* begin *

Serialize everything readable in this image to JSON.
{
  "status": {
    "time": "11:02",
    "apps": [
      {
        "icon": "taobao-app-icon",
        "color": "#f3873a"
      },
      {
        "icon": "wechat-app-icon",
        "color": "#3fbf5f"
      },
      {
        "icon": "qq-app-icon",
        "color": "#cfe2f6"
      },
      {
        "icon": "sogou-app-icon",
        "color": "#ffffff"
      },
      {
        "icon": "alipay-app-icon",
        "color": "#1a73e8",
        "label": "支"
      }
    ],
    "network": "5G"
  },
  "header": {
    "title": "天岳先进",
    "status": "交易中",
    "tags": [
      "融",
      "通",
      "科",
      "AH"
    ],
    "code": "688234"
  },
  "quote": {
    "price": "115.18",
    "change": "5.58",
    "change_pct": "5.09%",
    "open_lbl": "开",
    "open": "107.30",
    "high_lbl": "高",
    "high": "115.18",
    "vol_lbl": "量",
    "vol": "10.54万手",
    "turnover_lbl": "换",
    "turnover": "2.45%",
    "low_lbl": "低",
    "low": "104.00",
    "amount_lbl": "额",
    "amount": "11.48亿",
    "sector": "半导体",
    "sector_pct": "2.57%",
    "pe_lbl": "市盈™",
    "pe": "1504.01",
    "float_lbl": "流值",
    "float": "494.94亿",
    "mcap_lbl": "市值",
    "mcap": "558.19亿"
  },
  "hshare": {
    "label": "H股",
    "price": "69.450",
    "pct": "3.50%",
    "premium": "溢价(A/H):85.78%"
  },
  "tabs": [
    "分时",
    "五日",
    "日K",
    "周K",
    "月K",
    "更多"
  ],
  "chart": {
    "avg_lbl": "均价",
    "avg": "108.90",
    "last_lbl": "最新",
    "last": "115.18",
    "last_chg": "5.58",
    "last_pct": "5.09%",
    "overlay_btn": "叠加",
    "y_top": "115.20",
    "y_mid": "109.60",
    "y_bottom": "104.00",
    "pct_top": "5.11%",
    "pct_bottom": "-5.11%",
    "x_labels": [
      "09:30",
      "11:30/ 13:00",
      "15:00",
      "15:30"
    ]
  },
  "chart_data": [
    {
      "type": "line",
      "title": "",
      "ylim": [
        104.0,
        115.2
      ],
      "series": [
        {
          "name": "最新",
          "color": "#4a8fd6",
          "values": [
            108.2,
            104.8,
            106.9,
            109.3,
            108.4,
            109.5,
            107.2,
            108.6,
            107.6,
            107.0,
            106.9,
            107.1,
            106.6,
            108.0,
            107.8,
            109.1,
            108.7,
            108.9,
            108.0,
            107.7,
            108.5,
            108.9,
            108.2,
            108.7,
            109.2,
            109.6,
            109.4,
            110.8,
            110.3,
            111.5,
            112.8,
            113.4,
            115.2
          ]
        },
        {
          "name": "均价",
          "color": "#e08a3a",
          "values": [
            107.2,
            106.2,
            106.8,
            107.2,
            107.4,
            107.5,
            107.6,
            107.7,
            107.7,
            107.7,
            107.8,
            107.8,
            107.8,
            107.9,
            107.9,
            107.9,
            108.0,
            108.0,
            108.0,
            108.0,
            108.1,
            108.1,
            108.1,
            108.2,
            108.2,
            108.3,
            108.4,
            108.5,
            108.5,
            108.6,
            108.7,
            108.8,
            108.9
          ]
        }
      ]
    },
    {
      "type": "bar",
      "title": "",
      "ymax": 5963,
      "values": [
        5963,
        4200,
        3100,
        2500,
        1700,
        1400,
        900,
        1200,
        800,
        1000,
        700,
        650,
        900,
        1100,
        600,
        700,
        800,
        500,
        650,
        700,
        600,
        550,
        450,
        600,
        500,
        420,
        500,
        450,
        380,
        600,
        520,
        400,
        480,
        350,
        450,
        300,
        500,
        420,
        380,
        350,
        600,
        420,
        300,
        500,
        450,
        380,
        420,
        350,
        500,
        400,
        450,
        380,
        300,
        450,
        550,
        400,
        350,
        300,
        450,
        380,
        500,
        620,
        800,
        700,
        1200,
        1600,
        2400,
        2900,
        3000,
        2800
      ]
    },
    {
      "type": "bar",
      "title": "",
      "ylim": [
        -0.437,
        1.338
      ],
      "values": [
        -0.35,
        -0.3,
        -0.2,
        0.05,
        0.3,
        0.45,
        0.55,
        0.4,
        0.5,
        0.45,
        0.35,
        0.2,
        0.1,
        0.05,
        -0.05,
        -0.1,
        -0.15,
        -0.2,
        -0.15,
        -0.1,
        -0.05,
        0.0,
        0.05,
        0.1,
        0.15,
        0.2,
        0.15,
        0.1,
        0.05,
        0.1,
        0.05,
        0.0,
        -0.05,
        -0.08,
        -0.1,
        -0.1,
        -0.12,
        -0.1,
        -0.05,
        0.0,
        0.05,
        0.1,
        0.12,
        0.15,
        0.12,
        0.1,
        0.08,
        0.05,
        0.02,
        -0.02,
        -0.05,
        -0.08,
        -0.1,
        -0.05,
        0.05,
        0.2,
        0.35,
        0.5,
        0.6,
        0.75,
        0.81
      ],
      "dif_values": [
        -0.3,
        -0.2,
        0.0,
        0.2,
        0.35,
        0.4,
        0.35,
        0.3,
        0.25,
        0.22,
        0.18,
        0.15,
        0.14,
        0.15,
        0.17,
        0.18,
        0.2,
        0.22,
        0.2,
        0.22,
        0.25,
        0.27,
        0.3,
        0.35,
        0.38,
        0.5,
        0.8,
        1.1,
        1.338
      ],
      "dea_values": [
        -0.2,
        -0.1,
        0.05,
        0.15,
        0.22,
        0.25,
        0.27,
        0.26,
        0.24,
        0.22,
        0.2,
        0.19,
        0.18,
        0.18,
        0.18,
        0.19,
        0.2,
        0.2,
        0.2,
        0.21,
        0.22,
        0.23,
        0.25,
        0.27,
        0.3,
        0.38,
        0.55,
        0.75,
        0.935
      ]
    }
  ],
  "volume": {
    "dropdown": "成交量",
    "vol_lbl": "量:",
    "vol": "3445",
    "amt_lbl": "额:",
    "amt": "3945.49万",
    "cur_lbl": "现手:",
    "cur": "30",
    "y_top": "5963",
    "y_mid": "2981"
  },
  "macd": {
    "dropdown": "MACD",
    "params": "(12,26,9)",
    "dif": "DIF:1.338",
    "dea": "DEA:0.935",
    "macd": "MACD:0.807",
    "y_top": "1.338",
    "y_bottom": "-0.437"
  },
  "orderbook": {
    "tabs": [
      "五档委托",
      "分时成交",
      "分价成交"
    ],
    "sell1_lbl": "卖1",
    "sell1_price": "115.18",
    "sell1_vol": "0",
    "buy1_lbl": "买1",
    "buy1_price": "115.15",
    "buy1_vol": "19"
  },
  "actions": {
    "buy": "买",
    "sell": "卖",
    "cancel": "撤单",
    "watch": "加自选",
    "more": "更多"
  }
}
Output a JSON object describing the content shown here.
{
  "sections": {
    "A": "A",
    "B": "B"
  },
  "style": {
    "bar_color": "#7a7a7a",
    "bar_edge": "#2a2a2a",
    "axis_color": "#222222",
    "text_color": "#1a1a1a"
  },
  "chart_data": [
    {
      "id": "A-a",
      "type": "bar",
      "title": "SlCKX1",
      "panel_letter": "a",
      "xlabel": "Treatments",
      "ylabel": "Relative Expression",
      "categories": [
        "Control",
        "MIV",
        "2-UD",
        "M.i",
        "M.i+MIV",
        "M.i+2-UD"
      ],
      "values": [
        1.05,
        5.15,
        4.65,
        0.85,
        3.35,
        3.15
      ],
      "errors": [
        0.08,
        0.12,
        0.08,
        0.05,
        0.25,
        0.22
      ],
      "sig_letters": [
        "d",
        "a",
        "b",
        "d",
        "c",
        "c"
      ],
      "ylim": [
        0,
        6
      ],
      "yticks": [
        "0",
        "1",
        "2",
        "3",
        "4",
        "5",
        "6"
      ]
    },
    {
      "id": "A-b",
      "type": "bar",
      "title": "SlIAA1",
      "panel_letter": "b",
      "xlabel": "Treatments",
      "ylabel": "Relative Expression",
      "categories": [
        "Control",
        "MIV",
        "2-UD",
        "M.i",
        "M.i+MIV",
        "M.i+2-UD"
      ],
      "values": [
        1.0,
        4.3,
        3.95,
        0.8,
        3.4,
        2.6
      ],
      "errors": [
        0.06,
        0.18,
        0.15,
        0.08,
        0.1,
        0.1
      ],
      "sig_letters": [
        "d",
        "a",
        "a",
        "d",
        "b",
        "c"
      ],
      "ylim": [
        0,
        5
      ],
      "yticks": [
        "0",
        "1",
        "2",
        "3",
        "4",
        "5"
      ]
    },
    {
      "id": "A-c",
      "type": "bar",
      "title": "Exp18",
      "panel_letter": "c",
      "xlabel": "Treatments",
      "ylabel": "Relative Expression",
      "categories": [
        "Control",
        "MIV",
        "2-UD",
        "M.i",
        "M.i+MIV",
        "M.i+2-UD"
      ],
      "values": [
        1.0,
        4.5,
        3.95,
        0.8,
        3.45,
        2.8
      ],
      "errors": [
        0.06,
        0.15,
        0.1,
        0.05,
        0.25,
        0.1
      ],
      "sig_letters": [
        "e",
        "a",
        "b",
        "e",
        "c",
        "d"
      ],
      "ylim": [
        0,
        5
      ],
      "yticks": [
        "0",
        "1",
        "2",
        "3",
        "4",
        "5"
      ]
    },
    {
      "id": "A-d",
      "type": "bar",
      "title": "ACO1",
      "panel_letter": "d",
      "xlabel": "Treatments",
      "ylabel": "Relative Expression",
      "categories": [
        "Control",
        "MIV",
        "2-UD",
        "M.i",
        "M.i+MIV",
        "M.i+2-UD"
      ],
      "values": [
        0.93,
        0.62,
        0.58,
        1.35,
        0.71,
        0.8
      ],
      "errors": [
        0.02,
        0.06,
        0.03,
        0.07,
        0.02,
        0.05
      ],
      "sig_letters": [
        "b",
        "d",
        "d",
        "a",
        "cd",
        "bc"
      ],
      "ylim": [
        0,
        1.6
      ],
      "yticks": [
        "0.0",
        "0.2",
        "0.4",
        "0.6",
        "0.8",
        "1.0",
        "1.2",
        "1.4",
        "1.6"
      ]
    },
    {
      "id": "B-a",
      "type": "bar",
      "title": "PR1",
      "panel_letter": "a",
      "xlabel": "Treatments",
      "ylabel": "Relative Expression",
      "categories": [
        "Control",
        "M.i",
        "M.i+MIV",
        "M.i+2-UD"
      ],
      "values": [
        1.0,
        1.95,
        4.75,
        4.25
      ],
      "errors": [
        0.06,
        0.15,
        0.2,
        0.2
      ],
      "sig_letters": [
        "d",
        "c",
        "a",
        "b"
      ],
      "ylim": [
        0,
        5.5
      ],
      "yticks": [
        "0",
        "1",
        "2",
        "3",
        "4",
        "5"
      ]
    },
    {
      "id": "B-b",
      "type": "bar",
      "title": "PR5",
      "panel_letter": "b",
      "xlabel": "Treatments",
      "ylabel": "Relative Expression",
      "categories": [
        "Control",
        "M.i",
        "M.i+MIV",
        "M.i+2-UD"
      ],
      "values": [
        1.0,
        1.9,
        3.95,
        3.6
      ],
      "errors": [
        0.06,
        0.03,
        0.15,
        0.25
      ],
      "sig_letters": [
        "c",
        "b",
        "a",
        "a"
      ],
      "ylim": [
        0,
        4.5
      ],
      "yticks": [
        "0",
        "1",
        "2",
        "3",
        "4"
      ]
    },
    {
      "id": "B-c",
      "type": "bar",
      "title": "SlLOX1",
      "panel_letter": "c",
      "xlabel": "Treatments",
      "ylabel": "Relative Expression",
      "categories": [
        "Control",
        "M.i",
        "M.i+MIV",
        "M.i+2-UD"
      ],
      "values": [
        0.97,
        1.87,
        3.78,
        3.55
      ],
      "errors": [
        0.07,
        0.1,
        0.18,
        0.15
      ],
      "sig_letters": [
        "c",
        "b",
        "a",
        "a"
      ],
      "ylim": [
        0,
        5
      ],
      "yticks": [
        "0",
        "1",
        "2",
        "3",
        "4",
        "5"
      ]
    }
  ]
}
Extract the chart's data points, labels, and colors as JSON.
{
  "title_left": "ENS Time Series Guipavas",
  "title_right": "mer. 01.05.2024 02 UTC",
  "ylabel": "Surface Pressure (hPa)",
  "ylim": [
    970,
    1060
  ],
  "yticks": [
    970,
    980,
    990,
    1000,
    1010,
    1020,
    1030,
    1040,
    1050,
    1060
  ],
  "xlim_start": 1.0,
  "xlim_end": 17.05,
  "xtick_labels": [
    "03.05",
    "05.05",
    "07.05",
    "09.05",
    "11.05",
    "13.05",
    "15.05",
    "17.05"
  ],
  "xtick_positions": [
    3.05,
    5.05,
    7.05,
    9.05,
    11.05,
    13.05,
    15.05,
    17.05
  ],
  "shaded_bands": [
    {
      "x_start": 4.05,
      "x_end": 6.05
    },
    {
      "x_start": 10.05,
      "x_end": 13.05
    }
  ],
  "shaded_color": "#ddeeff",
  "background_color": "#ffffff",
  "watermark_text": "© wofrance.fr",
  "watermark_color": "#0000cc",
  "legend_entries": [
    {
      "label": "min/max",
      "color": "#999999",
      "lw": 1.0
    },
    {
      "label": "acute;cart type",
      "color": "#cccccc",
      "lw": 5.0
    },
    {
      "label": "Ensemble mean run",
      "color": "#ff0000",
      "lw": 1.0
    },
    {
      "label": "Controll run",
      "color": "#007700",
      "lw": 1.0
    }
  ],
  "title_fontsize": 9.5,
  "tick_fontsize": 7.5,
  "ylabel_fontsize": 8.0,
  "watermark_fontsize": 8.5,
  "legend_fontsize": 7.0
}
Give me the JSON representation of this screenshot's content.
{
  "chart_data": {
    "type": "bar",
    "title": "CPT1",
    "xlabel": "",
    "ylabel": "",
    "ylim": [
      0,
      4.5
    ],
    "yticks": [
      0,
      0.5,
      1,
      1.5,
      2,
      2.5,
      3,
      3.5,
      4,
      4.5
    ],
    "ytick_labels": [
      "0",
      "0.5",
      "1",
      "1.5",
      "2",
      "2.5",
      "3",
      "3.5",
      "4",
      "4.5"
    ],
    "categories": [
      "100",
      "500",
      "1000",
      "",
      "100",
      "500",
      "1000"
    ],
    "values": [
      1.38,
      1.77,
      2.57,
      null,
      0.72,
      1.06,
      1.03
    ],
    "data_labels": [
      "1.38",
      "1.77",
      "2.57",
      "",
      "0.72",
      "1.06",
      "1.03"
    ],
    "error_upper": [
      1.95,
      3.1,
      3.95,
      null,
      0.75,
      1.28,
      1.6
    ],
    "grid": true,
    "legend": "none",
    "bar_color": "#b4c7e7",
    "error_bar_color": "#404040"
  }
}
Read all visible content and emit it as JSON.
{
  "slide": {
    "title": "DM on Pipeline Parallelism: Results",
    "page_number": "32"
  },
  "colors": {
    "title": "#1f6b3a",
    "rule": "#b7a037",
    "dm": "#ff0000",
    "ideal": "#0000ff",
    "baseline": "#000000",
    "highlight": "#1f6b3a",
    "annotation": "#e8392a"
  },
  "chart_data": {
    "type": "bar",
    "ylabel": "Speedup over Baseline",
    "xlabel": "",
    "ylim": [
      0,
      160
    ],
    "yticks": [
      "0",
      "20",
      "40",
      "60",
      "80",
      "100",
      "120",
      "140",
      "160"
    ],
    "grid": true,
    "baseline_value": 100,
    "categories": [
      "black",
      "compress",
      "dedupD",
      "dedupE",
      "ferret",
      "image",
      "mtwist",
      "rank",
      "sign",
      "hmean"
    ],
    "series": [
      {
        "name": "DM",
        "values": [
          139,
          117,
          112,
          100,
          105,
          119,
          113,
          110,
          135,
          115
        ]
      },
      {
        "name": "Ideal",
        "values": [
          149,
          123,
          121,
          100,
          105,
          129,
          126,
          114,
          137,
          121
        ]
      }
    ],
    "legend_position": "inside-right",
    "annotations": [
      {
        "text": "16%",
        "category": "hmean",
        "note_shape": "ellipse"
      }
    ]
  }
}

* end *

Determine the number of lines in the entries above where the string "content" appears. Answer with the number alone.

* **RIGHT ANSWER**
3